A block of data:
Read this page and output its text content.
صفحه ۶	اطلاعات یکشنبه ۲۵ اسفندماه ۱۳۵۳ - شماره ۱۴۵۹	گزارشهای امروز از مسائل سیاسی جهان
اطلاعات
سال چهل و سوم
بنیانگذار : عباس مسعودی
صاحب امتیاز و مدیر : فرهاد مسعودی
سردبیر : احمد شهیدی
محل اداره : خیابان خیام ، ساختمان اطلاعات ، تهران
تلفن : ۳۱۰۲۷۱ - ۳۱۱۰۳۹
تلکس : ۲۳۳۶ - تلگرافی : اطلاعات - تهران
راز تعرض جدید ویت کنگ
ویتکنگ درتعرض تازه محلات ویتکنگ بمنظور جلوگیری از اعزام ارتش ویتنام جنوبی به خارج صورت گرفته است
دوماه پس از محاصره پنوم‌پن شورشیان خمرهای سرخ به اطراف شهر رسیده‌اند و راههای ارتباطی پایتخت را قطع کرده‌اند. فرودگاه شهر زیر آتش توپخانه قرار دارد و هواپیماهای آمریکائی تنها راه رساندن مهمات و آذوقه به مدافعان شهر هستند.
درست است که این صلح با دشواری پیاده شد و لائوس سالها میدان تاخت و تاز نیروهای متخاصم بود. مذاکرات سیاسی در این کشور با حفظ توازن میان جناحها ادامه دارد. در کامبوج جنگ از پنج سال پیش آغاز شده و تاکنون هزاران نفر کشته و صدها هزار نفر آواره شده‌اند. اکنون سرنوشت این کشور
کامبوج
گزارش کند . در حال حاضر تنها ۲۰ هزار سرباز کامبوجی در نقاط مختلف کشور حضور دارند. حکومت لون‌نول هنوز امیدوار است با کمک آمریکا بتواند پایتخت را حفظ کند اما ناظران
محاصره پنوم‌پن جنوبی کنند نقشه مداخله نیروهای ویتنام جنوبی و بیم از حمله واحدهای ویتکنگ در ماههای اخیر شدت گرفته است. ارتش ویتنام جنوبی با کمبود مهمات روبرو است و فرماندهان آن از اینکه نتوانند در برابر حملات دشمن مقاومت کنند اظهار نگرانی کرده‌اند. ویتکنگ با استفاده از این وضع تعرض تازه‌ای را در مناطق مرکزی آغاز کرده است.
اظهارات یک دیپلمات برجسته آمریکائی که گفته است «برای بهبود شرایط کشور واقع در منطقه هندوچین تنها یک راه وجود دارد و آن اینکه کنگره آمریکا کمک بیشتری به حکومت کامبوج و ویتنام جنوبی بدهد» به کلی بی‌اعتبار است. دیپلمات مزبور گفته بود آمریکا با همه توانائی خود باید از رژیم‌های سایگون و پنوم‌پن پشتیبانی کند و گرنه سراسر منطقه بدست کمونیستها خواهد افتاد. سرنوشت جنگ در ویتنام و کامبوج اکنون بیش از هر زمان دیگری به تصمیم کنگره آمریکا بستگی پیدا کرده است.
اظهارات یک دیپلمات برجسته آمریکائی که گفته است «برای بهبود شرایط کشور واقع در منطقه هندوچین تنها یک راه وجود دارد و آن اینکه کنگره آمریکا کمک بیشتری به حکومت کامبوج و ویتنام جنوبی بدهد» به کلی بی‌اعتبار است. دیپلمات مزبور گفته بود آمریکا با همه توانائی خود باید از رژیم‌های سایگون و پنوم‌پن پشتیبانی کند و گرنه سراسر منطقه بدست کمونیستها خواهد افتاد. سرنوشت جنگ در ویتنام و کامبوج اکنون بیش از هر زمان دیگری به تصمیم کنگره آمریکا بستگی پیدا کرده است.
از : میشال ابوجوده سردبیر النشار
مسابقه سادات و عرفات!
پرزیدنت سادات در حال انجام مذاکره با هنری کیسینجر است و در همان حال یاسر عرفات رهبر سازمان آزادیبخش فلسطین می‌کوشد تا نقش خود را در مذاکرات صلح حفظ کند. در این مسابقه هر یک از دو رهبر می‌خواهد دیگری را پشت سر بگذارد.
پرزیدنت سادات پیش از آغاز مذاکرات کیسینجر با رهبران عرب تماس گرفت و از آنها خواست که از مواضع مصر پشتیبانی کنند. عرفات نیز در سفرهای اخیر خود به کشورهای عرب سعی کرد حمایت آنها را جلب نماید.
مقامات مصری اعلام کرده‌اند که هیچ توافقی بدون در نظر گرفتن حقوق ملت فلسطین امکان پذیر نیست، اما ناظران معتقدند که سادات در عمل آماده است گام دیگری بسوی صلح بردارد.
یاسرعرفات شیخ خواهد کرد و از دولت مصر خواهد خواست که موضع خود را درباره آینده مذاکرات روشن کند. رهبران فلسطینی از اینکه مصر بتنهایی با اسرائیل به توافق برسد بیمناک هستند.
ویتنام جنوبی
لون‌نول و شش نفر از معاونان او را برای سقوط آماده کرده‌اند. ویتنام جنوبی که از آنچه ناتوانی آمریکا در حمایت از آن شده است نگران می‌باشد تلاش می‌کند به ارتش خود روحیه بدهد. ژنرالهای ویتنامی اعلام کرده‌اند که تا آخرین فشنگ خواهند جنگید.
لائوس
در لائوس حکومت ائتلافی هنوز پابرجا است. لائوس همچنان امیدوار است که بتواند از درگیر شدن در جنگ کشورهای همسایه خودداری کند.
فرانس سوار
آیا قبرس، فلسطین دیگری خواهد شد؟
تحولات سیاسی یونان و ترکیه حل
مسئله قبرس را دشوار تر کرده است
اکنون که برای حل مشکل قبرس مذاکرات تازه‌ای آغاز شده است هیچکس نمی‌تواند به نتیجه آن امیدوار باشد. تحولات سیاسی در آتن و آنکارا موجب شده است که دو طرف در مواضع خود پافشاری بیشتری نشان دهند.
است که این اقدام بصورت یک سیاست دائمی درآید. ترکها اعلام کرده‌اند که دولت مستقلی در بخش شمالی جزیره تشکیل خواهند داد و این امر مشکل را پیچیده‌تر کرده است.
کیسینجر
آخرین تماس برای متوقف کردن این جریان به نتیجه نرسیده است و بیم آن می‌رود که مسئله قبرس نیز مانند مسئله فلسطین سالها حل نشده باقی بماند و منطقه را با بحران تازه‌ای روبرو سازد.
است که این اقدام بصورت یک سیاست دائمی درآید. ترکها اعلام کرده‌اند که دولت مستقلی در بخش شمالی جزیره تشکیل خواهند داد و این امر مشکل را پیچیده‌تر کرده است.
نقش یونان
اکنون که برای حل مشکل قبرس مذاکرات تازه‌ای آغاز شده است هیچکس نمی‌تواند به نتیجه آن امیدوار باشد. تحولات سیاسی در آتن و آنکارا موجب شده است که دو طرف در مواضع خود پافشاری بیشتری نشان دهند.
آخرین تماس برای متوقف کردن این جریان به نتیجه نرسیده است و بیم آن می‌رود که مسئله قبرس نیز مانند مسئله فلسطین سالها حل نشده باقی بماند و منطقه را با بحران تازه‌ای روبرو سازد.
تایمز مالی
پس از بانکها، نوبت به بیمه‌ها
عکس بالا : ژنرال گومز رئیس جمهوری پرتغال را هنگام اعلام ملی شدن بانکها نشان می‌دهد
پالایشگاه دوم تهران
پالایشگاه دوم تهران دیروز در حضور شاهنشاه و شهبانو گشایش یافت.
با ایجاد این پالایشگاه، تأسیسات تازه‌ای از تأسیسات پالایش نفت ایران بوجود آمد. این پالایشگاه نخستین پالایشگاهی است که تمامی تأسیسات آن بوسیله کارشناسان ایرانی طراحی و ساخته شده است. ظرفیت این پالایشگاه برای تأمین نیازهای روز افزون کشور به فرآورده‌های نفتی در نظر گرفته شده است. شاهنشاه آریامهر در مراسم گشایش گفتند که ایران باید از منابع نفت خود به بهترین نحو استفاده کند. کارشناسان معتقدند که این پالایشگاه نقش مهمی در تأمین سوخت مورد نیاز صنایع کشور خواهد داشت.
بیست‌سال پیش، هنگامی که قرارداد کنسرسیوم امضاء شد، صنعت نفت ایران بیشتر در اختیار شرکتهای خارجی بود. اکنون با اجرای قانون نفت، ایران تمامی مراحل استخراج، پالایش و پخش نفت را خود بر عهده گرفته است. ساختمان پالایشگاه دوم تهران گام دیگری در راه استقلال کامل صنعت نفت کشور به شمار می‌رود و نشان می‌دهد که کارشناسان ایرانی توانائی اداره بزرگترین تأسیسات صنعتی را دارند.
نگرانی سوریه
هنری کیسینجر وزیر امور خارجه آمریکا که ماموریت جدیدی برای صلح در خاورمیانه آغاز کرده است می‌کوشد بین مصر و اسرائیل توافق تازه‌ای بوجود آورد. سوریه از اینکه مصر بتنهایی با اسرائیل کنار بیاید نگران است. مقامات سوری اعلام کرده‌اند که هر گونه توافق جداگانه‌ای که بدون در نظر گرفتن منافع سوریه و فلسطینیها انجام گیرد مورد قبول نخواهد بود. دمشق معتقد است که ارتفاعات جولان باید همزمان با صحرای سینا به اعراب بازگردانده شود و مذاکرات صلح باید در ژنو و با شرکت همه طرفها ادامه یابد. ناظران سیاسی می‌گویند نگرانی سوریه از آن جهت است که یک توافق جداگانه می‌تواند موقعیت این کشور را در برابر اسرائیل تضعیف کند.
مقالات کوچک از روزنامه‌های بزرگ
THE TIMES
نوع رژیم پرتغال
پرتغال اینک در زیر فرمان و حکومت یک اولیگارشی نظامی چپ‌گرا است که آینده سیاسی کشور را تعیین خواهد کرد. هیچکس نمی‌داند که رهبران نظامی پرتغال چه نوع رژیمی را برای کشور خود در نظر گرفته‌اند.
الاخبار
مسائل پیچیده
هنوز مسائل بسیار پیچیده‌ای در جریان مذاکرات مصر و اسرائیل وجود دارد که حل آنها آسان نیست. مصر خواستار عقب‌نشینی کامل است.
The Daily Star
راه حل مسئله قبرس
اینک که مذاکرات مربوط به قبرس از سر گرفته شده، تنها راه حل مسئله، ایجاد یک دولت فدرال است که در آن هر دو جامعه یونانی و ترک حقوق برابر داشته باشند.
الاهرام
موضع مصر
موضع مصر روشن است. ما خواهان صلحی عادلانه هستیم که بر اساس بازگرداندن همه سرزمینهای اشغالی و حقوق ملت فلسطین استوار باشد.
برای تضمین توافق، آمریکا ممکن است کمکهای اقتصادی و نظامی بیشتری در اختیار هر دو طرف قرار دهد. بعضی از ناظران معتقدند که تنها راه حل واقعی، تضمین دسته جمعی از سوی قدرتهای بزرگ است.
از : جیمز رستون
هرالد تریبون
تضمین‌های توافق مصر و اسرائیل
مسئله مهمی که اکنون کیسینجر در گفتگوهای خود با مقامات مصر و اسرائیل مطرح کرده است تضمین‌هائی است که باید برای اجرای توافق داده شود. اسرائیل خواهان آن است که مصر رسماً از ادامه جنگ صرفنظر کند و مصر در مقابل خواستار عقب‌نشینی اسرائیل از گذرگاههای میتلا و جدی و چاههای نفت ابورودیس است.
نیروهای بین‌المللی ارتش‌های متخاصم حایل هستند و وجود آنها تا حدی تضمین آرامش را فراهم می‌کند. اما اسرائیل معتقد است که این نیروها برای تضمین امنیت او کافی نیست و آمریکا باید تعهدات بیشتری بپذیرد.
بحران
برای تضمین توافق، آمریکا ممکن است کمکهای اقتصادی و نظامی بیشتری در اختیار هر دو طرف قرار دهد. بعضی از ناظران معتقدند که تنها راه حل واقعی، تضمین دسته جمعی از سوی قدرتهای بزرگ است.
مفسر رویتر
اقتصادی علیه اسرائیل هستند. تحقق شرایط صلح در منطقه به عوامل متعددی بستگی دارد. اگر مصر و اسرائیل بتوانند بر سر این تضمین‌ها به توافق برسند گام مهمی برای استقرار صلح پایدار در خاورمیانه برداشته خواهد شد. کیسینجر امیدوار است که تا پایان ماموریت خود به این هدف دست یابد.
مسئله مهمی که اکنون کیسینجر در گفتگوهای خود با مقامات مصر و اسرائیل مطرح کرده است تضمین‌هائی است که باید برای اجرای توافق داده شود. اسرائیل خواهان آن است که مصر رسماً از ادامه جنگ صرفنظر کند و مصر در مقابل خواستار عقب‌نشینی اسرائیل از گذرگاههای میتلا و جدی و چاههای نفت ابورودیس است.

§ EXERCISE TASK:
Within the records, how many lines include "اطلاعات"? The answer is the number and nothing else.

§ EXERCISE SOLUTION:
4